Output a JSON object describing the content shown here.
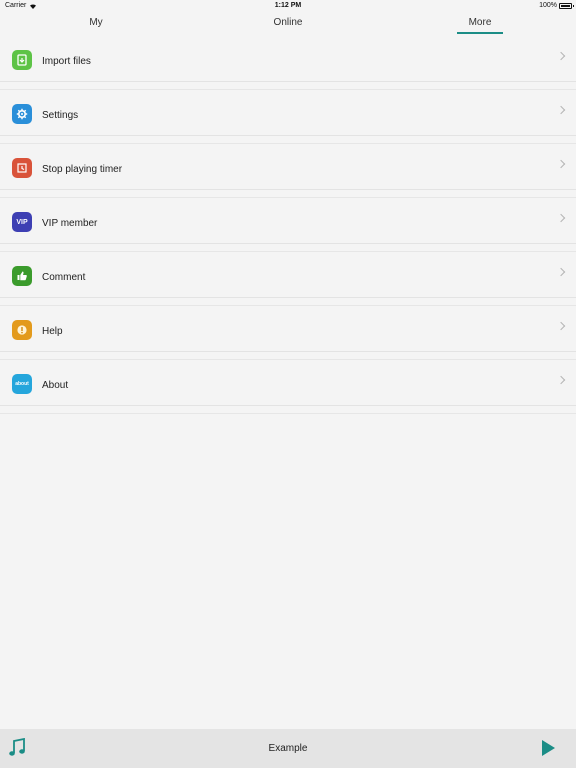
{
  "status": {
    "carrier": "Carrier",
    "time": "1:12 PM",
    "battery": "100%"
  },
  "tabs": [
    {
      "label": "My"
    },
    {
      "label": "Online"
    },
    {
      "label": "More",
      "active": true
    }
  ],
  "menu": {
    "items": [
      {
        "label": "Import files",
        "icon": "import-icon",
        "color": "#5dc346"
      },
      {
        "label": "Settings",
        "icon": "gear-icon",
        "color": "#2a8fd9"
      },
      {
        "label": "Stop playing timer",
        "icon": "timer-icon",
        "color": "#d9533a"
      },
      {
        "label": "VIP member",
        "icon": "vip-icon",
        "color": "#3d3fb3",
        "icon_text": "VIP"
      },
      {
        "label": "Comment",
        "icon": "thumbs-up-icon",
        "color": "#3b9b2c"
      },
      {
        "label": "Help",
        "icon": "help-icon",
        "color": "#e39a1c"
      },
      {
        "label": "About",
        "icon": "about-icon",
        "color": "#25a6dc",
        "icon_text": "about"
      }
    ]
  },
  "player": {
    "title": "Example",
    "accent": "#1b8d86"
  }
}
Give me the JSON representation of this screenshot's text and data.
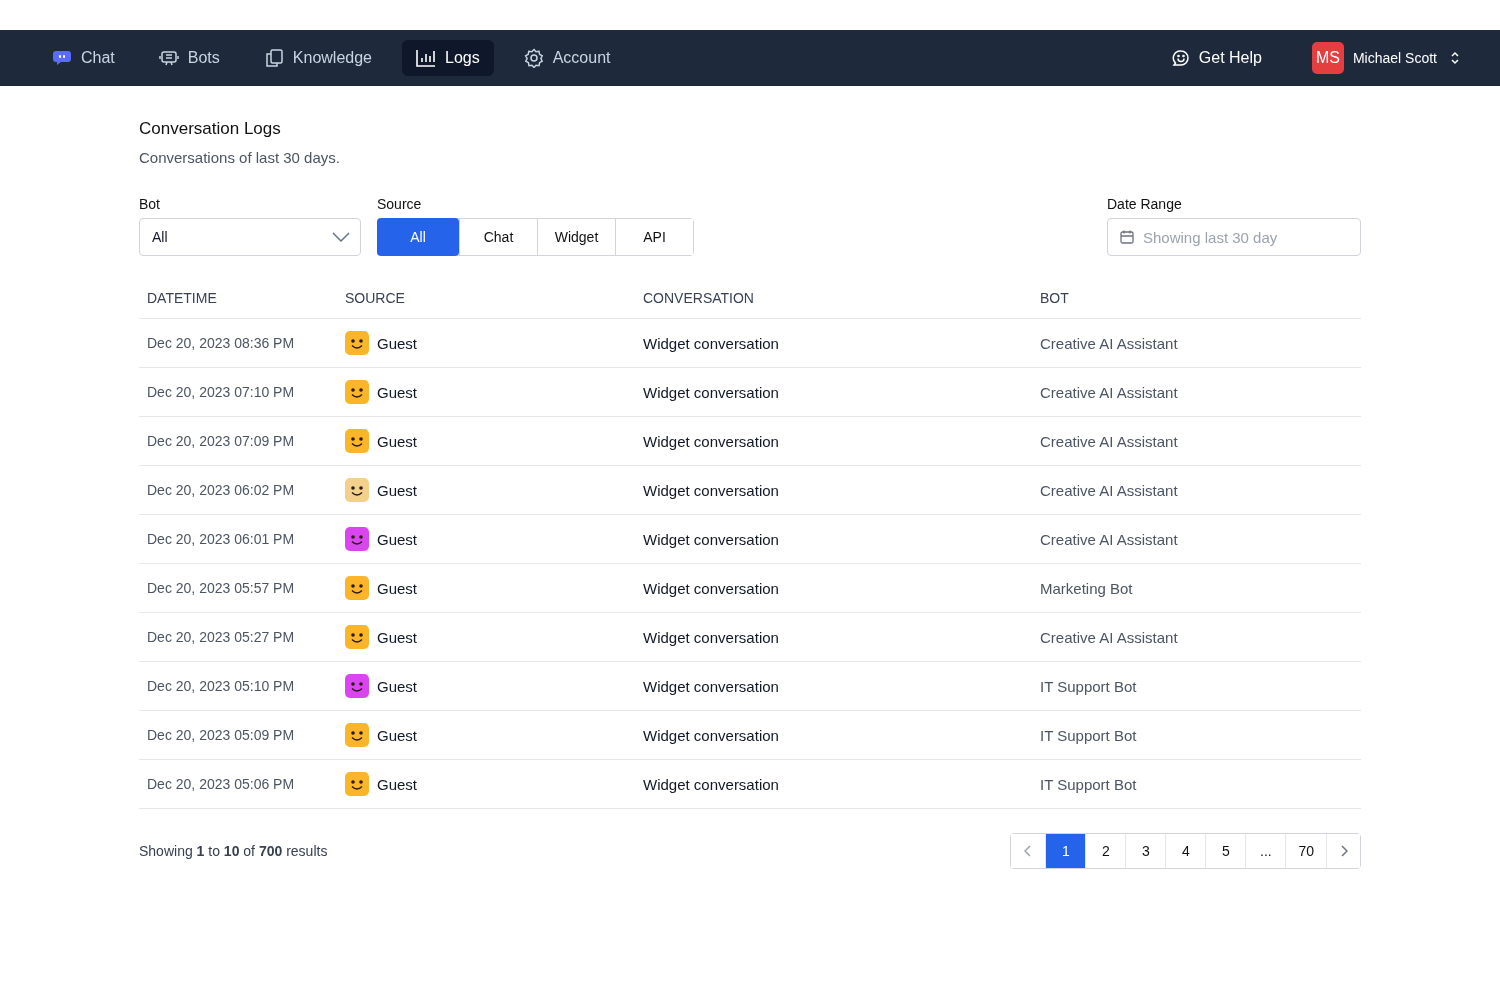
{
  "nav": {
    "items": [
      {
        "label": "Chat",
        "kind": "chat",
        "selected": false
      },
      {
        "label": "Bots",
        "kind": "bot",
        "selected": false
      },
      {
        "label": "Knowledge",
        "kind": "copy",
        "selected": false
      },
      {
        "label": "Logs",
        "kind": "chart",
        "selected": true
      },
      {
        "label": "Account",
        "kind": "gear",
        "selected": false
      }
    ],
    "help": "Get Help",
    "user": {
      "initials": "MS",
      "name": "Michael Scott"
    }
  },
  "header": {
    "title": "Conversation Logs",
    "subtitle": "Conversations of last 30 days."
  },
  "filters": {
    "bot": {
      "label": "Bot",
      "value": "All"
    },
    "source": {
      "label": "Source",
      "options": [
        {
          "label": "All",
          "selected": true
        },
        {
          "label": "Chat",
          "selected": false
        },
        {
          "label": "Widget",
          "selected": false
        },
        {
          "label": "API",
          "selected": false
        }
      ]
    },
    "date_range": {
      "label": "Date Range",
      "placeholder": "Showing last 30 day"
    }
  },
  "table": {
    "columns": [
      "DATETIME",
      "SOURCE",
      "CONVERSATION",
      "BOT"
    ],
    "rows": [
      {
        "datetime": "Dec 20, 2023 08:36 PM",
        "source": "Guest",
        "color": "#fbb52b",
        "conversation": "Widget conversation",
        "bot": "Creative AI Assistant"
      },
      {
        "datetime": "Dec 20, 2023 07:10 PM",
        "source": "Guest",
        "color": "#fbb52b",
        "conversation": "Widget conversation",
        "bot": "Creative AI Assistant"
      },
      {
        "datetime": "Dec 20, 2023 07:09 PM",
        "source": "Guest",
        "color": "#fbb52b",
        "conversation": "Widget conversation",
        "bot": "Creative AI Assistant"
      },
      {
        "datetime": "Dec 20, 2023 06:02 PM",
        "source": "Guest",
        "color": "#f3d08c",
        "conversation": "Widget conversation",
        "bot": "Creative AI Assistant"
      },
      {
        "datetime": "Dec 20, 2023 06:01 PM",
        "source": "Guest",
        "color": "#d946ef",
        "conversation": "Widget conversation",
        "bot": "Creative AI Assistant"
      },
      {
        "datetime": "Dec 20, 2023 05:57 PM",
        "source": "Guest",
        "color": "#fbb52b",
        "conversation": "Widget conversation",
        "bot": "Marketing Bot"
      },
      {
        "datetime": "Dec 20, 2023 05:27 PM",
        "source": "Guest",
        "color": "#fbb52b",
        "conversation": "Widget conversation",
        "bot": "Creative AI Assistant"
      },
      {
        "datetime": "Dec 20, 2023 05:10 PM",
        "source": "Guest",
        "color": "#d946ef",
        "conversation": "Widget conversation",
        "bot": "IT Support Bot"
      },
      {
        "datetime": "Dec 20, 2023 05:09 PM",
        "source": "Guest",
        "color": "#fbb52b",
        "conversation": "Widget conversation",
        "bot": "IT Support Bot"
      },
      {
        "datetime": "Dec 20, 2023 05:06 PM",
        "source": "Guest",
        "color": "#fbb52b",
        "conversation": "Widget conversation",
        "bot": "IT Support Bot"
      }
    ]
  },
  "footer": {
    "summary": "Showing **1** to **10** of **700** results",
    "pages": [
      {
        "label": "1",
        "selected": true
      },
      {
        "label": "2",
        "selected": false
      },
      {
        "label": "3",
        "selected": false
      },
      {
        "label": "4",
        "selected": false
      },
      {
        "label": "5",
        "selected": false
      },
      {
        "label": "...",
        "selected": false
      },
      {
        "label": "70",
        "selected": false
      }
    ]
  }
}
━━━
### SET TASK
Return each line of the data, keeping its wording exact and omitting pictures.

### FINISHED EXERCISE
Output a JSON object describing the content shown here.
{
  "status": {
    "carrier": "Carrier",
    "time": "1:12 PM",
    "battery": "100%"
  },
  "tabs": [
    {
      "label": "My"
    },
    {
      "label": "Online"
    },
    {
      "label": "More",
      "active": true
    }
  ],
  "menu": {
    "items": [
      {
        "label": "Import files",
        "icon": "import-icon",
        "color": "#5dc346"
      },
      {
        "label": "Settings",
        "icon": "gear-icon",
        "color": "#2a8fd9"
      },
      {
        "label": "Stop playing timer",
        "icon": "timer-icon",
        "color": "#d9533a"
      },
      {
        "label": "VIP member",
        "icon": "vip-icon",
        "color": "#3d3fb3",
        "icon_text": "VIP"
      },
      {
        "label": "Comment",
        "icon": "thumbs-up-icon",
        "color": "#3b9b2c"
      },
      {
        "label": "Help",
        "icon": "help-icon",
        "color": "#e39a1c"
      },
      {
        "label": "About",
        "icon": "about-icon",
        "color": "#25a6dc",
        "icon_text": "about"
      }
    ]
  },
  "player": {
    "title": "Example",
    "accent": "#1b8d86"
  }
}
Give me the JSON representation of this screenshot's text and data.
{
  "nav": {
    "items": [
      {
        "label": "Chat",
        "kind": "chat",
        "selected": false
      },
      {
        "label": "Bots",
        "kind": "bot",
        "selected": false
      },
      {
        "label": "Knowledge",
        "kind": "copy",
        "selected": false
      },
      {
        "label": "Logs",
        "kind": "chart",
        "selected": true
      },
      {
        "label": "Account",
        "kind": "gear",
        "selected": false
      }
    ],
    "help": "Get Help",
    "user": {
      "initials": "MS",
      "name": "Michael Scott"
    }
  },
  "header": {
    "title": "Conversation Logs",
    "subtitle": "Conversations of last 30 days."
  },
  "filters": {
    "bot": {
      "label": "Bot",
      "value": "All"
    },
    "source": {
      "label": "Source",
      "options": [
        {
          "label": "All",
          "selected": true
        },
        {
          "label": "Chat",
          "selected": false
        },
        {
          "label": "Widget",
          "selected": false
        },
        {
          "label": "API",
          "selected": false
        }
      ]
    },
    "date_range": {
      "label": "Date Range",
      "placeholder": "Showing last 30 day"
    }
  },
  "table": {
    "columns": [
      "DATETIME",
      "SOURCE",
      "CONVERSATION",
      "BOT"
    ],
    "rows": [
      {
        "datetime": "Dec 20, 2023 08:36 PM",
        "source": "Guest",
        "color": "#fbb52b",
        "conversation": "Widget conversation",
        "bot": "Creative AI Assistant"
      },
      {
        "datetime": "Dec 20, 2023 07:10 PM",
        "source": "Guest",
        "color": "#fbb52b",
        "conversation": "Widget conversation",
        "bot": "Creative AI Assistant"
      },
      {
        "datetime": "Dec 20, 2023 07:09 PM",
        "source": "Guest",
        "color": "#fbb52b",
        "conversation": "Widget conversation",
        "bot": "Creative AI Assistant"
      },
      {
        "datetime": "Dec 20, 2023 06:02 PM",
        "source": "Guest",
        "color": "#f3d08c",
        "conversation": "Widget conversation",
        "bot": "Creative AI Assistant"
      },
      {
        "datetime": "Dec 20, 2023 06:01 PM",
        "source": "Guest",
        "color": "#d946ef",
        "conversation": "Widget conversation",
        "bot": "Creative AI Assistant"
      },
      {
        "datetime": "Dec 20, 2023 05:57 PM",
        "source": "Guest",
        "color": "#fbb52b",
        "conversation": "Widget conversation",
        "bot": "Marketing Bot"
      },
      {
        "datetime": "Dec 20, 2023 05:27 PM",
        "source": "Guest",
        "color": "#fbb52b",
        "conversation": "Widget conversation",
        "bot": "Creative AI Assistant"
      },
      {
        "datetime": "Dec 20, 2023 05:10 PM",
        "source": "Guest",
        "color": "#d946ef",
        "conversation": "Widget conversation",
        "bot": "IT Support Bot"
      },
      {
        "datetime": "Dec 20, 2023 05:09 PM",
        "source": "Guest",
        "color": "#fbb52b",
        "conversation": "Widget conversation",
        "bot": "IT Support Bot"
      },
      {
        "datetime": "Dec 20, 2023 05:06 PM",
        "source": "Guest",
        "color": "#fbb52b",
        "conversation": "Widget conversation",
        "bot": "IT Support Bot"
      }
    ]
  },
  "footer": {
    "summary": "Showing **1** to **10** of **700** results",
    "pages": [
      {
        "label": "1",
        "selected": true
      },
      {
        "label": "2",
        "selected": false
      },
      {
        "label": "3",
        "selected": false
      },
      {
        "label": "4",
        "selected": false
      },
      {
        "label": "5",
        "selected": false
      },
      {
        "label": "...",
        "selected": false
      },
      {
        "label": "70",
        "selected": false
      }
    ]
  }
}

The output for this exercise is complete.